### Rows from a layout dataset

================================

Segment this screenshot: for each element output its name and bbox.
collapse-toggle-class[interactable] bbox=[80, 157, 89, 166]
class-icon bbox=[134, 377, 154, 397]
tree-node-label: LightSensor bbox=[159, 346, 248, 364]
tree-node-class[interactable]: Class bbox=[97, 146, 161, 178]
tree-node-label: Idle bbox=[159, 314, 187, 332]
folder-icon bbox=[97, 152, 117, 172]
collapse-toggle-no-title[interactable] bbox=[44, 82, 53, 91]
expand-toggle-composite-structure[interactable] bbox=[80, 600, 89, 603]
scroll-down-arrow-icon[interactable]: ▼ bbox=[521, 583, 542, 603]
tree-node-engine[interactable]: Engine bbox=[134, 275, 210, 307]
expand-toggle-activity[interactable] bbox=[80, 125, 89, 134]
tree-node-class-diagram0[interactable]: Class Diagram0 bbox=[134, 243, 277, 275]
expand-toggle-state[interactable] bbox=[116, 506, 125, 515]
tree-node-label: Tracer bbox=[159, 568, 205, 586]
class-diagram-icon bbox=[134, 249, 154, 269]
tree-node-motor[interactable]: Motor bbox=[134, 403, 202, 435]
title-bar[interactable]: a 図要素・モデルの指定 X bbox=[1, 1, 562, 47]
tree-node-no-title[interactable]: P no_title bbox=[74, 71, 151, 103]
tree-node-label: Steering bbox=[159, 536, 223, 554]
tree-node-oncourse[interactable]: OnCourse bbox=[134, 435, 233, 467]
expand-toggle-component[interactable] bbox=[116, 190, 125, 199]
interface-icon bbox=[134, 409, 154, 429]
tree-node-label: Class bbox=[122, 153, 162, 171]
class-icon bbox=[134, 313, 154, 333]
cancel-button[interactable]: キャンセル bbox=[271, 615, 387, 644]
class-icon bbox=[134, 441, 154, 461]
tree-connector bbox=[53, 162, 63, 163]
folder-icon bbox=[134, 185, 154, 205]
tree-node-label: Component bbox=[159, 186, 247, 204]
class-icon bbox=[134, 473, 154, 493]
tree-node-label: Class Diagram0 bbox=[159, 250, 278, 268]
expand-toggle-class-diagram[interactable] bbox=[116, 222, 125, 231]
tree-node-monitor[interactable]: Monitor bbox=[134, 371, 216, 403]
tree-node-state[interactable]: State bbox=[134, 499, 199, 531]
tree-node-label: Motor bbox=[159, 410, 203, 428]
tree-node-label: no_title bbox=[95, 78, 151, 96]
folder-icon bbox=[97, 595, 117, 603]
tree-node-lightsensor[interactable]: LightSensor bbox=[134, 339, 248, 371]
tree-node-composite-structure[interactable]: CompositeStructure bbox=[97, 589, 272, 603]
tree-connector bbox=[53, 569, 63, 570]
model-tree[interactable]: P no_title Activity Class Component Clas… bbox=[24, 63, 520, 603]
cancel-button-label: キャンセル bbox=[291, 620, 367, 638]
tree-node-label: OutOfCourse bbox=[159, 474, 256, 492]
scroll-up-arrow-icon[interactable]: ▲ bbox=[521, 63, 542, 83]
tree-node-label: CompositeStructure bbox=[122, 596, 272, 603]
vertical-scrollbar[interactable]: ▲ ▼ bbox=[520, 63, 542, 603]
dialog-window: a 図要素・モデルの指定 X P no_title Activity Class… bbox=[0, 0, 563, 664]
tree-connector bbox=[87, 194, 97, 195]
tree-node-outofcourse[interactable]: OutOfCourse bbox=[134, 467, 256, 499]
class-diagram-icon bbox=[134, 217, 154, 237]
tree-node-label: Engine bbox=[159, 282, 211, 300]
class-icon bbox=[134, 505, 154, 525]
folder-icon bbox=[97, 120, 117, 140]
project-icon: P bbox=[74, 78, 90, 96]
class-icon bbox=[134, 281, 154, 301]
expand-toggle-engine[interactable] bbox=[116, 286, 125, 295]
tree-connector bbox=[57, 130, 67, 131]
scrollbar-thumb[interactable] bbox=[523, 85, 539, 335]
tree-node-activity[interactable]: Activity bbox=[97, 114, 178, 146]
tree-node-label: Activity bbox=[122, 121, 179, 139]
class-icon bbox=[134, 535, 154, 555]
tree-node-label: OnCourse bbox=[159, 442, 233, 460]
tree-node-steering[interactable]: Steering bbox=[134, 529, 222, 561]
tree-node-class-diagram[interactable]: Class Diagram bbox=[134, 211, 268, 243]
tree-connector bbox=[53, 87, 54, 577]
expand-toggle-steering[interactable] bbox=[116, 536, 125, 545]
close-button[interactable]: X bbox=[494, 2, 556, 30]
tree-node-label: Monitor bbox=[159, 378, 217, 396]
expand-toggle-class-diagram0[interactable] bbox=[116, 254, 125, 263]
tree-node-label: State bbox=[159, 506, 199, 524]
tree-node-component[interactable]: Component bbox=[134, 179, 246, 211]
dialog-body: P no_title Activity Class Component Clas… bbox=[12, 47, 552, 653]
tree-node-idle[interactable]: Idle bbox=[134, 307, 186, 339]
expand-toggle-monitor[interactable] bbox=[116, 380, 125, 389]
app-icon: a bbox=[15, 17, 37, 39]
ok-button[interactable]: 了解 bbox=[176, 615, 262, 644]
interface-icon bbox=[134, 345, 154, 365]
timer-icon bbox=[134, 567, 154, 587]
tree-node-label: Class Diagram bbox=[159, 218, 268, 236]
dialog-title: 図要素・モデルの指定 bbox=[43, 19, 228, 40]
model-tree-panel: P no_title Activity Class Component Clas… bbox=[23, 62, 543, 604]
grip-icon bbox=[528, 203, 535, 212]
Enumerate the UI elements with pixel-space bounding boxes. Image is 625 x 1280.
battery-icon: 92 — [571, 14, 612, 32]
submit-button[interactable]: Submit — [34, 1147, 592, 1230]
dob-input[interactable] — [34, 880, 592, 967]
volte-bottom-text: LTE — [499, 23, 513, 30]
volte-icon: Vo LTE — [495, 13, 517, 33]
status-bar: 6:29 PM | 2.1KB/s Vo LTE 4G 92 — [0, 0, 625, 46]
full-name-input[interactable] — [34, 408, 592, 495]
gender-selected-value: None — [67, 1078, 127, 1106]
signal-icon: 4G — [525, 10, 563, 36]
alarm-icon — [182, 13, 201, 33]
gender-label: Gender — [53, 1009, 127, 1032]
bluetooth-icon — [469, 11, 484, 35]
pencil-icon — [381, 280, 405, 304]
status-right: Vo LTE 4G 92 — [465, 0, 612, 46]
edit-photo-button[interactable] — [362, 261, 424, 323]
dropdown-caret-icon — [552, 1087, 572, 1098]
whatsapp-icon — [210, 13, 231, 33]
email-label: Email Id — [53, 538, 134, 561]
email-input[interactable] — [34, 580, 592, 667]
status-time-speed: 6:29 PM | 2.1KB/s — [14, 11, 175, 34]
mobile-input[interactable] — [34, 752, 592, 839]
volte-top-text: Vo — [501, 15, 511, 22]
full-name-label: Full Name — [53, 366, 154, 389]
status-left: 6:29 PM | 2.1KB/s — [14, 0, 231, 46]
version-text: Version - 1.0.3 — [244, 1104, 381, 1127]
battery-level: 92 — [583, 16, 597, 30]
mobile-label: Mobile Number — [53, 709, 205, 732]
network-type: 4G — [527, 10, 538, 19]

================================

Copy every one of the lines above without any change.

Segment this screenshot: for each element output its name and bbox.
collapse-toggle-class[interactable] bbox=[80, 157, 89, 166]
class-icon bbox=[134, 377, 154, 397]
tree-node-label: LightSensor bbox=[159, 346, 248, 364]
tree-node-class[interactable]: Class bbox=[97, 146, 161, 178]
tree-node-label: Idle bbox=[159, 314, 187, 332]
folder-icon bbox=[97, 152, 117, 172]
collapse-toggle-no-title[interactable] bbox=[44, 82, 53, 91]
expand-toggle-composite-structure[interactable] bbox=[80, 600, 89, 603]
scroll-down-arrow-icon[interactable]: ▼ bbox=[521, 583, 542, 603]
tree-node-engine[interactable]: Engine bbox=[134, 275, 210, 307]
expand-toggle-activity[interactable] bbox=[80, 125, 89, 134]
tree-node-class-diagram0[interactable]: Class Diagram0 bbox=[134, 243, 277, 275]
expand-toggle-state[interactable] bbox=[116, 506, 125, 515]
tree-node-label: Tracer bbox=[159, 568, 205, 586]
class-diagram-icon bbox=[134, 249, 154, 269]
tree-node-motor[interactable]: Motor bbox=[134, 403, 202, 435]
title-bar[interactable]: a 図要素・モデルの指定 X bbox=[1, 1, 562, 47]
tree-node-no-title[interactable]: P no_title bbox=[74, 71, 151, 103]
tree-node-label: Steering bbox=[159, 536, 223, 554]
tree-node-oncourse[interactable]: OnCourse bbox=[134, 435, 233, 467]
expand-toggle-component[interactable] bbox=[116, 190, 125, 199]
interface-icon bbox=[134, 409, 154, 429]
tree-node-label: Class bbox=[122, 153, 162, 171]
class-icon bbox=[134, 313, 154, 333]
cancel-button[interactable]: キャンセル bbox=[271, 615, 387, 644]
class-icon bbox=[134, 441, 154, 461]
tree-connector bbox=[53, 162, 63, 163]
folder-icon bbox=[134, 185, 154, 205]
tree-node-label: Component bbox=[159, 186, 247, 204]
class-icon bbox=[134, 473, 154, 493]
tree-node-label: Class Diagram0 bbox=[159, 250, 278, 268]
expand-toggle-class-diagram[interactable] bbox=[116, 222, 125, 231]
tree-node-monitor[interactable]: Monitor bbox=[134, 371, 216, 403]
tree-node-state[interactable]: State bbox=[134, 499, 199, 531]
tree-node-label: Motor bbox=[159, 410, 203, 428]
tree-node-label: no_title bbox=[95, 78, 151, 96]
folder-icon bbox=[97, 595, 117, 603]
tree-node-lightsensor[interactable]: LightSensor bbox=[134, 339, 248, 371]
tree-node-composite-structure[interactable]: CompositeStructure bbox=[97, 589, 272, 603]
tree-connector bbox=[53, 569, 63, 570]
model-tree[interactable]: P no_title Activity Class Component Clas… bbox=[24, 63, 520, 603]
cancel-button-label: キャンセル bbox=[291, 620, 367, 638]
tree-node-label: OutOfCourse bbox=[159, 474, 256, 492]
scroll-up-arrow-icon[interactable]: ▲ bbox=[521, 63, 542, 83]
tree-node-label: CompositeStructure bbox=[122, 596, 272, 603]
vertical-scrollbar[interactable]: ▲ ▼ bbox=[520, 63, 542, 603]
dialog-window: a 図要素・モデルの指定 X P no_title Activity Class… bbox=[0, 0, 563, 664]
tree-connector bbox=[87, 194, 97, 195]
tree-node-outofcourse[interactable]: OutOfCourse bbox=[134, 467, 256, 499]
class-diagram-icon bbox=[134, 217, 154, 237]
tree-node-label: Engine bbox=[159, 282, 211, 300]
class-icon bbox=[134, 505, 154, 525]
folder-icon bbox=[97, 120, 117, 140]
project-icon: P bbox=[74, 78, 90, 96]
class-icon bbox=[134, 281, 154, 301]
expand-toggle-engine[interactable] bbox=[116, 286, 125, 295]
tree-connector bbox=[57, 130, 67, 131]
scrollbar-thumb[interactable] bbox=[523, 85, 539, 335]
tree-node-activity[interactable]: Activity bbox=[97, 114, 178, 146]
tree-node-label: Activity bbox=[122, 121, 179, 139]
class-icon bbox=[134, 535, 154, 555]
tree-node-label: OnCourse bbox=[159, 442, 233, 460]
tree-node-steering[interactable]: Steering bbox=[134, 529, 222, 561]
tree-node-class-diagram[interactable]: Class Diagram bbox=[134, 211, 268, 243]
tree-connector bbox=[53, 87, 54, 577]
expand-toggle-steering[interactable] bbox=[116, 536, 125, 545]
close-button[interactable]: X bbox=[494, 2, 556, 30]
tree-node-label: Monitor bbox=[159, 378, 217, 396]
expand-toggle-class-diagram0[interactable] bbox=[116, 254, 125, 263]
tree-node-label: State bbox=[159, 506, 199, 524]
tree-node-component[interactable]: Component bbox=[134, 179, 246, 211]
dialog-body: P no_title Activity Class Component Clas… bbox=[12, 47, 552, 653]
tree-node-idle[interactable]: Idle bbox=[134, 307, 186, 339]
expand-toggle-monitor[interactable] bbox=[116, 380, 125, 389]
app-icon: a bbox=[15, 17, 37, 39]
ok-button[interactable]: 了解 bbox=[176, 615, 262, 644]
interface-icon bbox=[134, 345, 154, 365]
timer-icon bbox=[134, 567, 154, 587]
tree-node-label: Class Diagram bbox=[159, 218, 268, 236]
dialog-title: 図要素・モデルの指定 bbox=[43, 19, 228, 40]
model-tree-panel: P no_title Activity Class Component Clas… bbox=[23, 62, 543, 604]
grip-icon bbox=[528, 203, 535, 212]
Enumerate the UI elements with pixel-space bounding boxes. Image is 625 x 1280.
battery-icon: 92 — [571, 14, 612, 32]
submit-button[interactable]: Submit — [34, 1147, 592, 1230]
dob-input[interactable] — [34, 880, 592, 967]
volte-bottom-text: LTE — [499, 23, 513, 30]
volte-icon: Vo LTE — [495, 13, 517, 33]
status-bar: 6:29 PM | 2.1KB/s Vo LTE 4G 92 — [0, 0, 625, 46]
full-name-input[interactable] — [34, 408, 592, 495]
gender-selected-value: None — [67, 1078, 127, 1106]
signal-icon: 4G — [525, 10, 563, 36]
alarm-icon — [182, 13, 201, 33]
gender-label: Gender — [53, 1009, 127, 1032]
bluetooth-icon — [469, 11, 484, 35]
pencil-icon — [381, 280, 405, 304]
status-right: Vo LTE 4G 92 — [465, 0, 612, 46]
edit-photo-button[interactable] — [362, 261, 424, 323]
dropdown-caret-icon — [552, 1087, 572, 1098]
whatsapp-icon — [210, 13, 231, 33]
email-label: Email Id — [53, 538, 134, 561]
email-input[interactable] — [34, 580, 592, 667]
status-time-speed: 6:29 PM | 2.1KB/s — [14, 11, 175, 34]
mobile-input[interactable] — [34, 752, 592, 839]
volte-top-text: Vo — [501, 15, 511, 22]
full-name-label: Full Name — [53, 366, 154, 389]
status-left: 6:29 PM | 2.1KB/s — [14, 0, 231, 46]
version-text: Version - 1.0.3 — [244, 1104, 381, 1127]
battery-level: 92 — [583, 16, 597, 30]
mobile-label: Mobile Number — [53, 709, 205, 732]
network-type: 4G — [527, 10, 538, 19]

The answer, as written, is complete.